======== Data supplied ========

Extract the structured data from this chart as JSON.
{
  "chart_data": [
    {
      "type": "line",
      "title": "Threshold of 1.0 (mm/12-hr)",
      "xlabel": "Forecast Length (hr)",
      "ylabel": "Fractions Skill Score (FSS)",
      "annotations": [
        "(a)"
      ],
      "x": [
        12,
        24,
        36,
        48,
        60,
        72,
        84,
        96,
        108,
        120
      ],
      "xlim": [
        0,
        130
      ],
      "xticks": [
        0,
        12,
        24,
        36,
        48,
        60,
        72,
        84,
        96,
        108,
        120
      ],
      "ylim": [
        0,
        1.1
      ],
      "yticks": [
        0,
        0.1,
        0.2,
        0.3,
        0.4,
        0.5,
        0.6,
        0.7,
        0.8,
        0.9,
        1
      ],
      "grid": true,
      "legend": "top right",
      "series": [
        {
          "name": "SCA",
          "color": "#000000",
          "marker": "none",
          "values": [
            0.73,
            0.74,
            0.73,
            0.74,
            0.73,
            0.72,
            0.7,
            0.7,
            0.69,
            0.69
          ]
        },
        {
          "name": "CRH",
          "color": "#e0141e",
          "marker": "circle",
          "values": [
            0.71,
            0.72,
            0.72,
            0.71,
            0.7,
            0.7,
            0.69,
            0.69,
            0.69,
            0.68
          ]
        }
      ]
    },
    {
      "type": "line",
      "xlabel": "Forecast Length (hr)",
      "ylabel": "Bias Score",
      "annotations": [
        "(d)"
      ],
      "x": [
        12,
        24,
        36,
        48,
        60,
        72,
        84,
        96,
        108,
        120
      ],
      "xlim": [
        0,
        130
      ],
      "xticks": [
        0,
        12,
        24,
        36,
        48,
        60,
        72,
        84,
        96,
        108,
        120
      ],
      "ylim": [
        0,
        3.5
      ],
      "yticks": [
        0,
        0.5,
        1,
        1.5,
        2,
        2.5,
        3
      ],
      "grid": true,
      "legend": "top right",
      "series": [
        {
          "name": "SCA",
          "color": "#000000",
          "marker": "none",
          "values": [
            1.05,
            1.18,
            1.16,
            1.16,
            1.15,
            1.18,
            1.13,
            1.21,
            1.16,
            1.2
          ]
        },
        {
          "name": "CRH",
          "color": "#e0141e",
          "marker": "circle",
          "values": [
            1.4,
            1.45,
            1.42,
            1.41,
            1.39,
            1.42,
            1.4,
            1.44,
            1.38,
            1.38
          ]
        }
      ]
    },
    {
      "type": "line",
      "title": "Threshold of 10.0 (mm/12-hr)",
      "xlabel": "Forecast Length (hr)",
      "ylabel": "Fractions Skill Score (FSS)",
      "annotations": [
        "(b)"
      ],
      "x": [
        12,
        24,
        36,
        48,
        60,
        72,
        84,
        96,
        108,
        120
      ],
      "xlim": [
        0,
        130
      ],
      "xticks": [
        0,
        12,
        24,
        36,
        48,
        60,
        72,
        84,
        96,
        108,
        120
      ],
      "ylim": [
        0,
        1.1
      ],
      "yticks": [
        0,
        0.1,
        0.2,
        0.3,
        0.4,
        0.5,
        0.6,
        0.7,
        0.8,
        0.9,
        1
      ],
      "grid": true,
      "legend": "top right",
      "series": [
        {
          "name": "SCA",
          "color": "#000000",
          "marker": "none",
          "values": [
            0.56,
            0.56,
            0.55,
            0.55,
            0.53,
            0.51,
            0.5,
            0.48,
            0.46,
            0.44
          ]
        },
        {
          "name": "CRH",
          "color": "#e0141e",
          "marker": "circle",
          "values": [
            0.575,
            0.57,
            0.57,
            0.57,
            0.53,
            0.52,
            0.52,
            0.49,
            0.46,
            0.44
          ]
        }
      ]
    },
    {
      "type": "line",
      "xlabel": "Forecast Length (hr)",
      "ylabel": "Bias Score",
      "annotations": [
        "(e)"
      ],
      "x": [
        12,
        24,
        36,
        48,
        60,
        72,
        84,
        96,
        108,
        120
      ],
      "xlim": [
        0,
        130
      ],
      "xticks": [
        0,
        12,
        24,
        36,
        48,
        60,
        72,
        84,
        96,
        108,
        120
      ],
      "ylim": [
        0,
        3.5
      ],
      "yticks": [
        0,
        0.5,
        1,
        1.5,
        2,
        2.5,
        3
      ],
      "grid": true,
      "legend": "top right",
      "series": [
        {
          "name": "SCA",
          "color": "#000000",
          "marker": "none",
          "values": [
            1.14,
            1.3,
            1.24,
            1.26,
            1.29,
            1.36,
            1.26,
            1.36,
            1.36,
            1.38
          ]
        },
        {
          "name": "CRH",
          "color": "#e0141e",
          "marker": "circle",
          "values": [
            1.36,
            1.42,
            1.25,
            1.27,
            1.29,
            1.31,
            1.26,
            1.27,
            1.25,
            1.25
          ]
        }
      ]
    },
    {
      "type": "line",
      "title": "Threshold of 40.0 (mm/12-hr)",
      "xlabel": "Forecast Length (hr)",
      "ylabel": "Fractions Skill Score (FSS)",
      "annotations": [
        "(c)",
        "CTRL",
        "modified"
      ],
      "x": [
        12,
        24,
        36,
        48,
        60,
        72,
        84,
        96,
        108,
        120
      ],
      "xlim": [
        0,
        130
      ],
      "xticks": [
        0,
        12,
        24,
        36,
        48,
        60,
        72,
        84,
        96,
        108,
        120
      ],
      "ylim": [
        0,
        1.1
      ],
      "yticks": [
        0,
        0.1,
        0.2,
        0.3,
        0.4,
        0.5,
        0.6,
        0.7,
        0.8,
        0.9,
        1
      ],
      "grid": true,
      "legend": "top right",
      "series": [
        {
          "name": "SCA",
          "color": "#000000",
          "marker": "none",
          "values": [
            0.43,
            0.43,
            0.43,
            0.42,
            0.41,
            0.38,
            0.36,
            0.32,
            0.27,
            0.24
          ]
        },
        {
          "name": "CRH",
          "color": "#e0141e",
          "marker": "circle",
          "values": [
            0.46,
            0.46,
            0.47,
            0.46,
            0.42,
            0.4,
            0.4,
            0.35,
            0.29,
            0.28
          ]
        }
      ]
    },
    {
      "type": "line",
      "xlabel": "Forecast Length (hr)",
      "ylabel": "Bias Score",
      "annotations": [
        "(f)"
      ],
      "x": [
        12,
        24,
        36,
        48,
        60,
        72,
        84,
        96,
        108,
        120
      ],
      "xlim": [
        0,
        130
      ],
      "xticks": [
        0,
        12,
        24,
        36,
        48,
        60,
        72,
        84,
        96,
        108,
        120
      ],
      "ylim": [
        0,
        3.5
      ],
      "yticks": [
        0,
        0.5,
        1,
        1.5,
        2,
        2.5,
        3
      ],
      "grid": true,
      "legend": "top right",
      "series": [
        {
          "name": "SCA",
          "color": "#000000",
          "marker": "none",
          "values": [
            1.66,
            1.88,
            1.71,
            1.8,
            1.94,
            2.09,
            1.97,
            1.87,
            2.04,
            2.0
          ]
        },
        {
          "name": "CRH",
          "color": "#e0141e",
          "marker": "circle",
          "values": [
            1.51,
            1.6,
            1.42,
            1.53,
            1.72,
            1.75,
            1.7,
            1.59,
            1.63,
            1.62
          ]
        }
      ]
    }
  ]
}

========

◆ Task prompt
Filter the data, keeping only the lines that contain "Threshold".

◆ Output of the exercise
      "title": "Threshold of 1.0 (mm/12-hr)",
      "title": "Threshold of 10.0 (mm/12-hr)",
      "title": "Threshold of 40.0 (mm/12-hr)",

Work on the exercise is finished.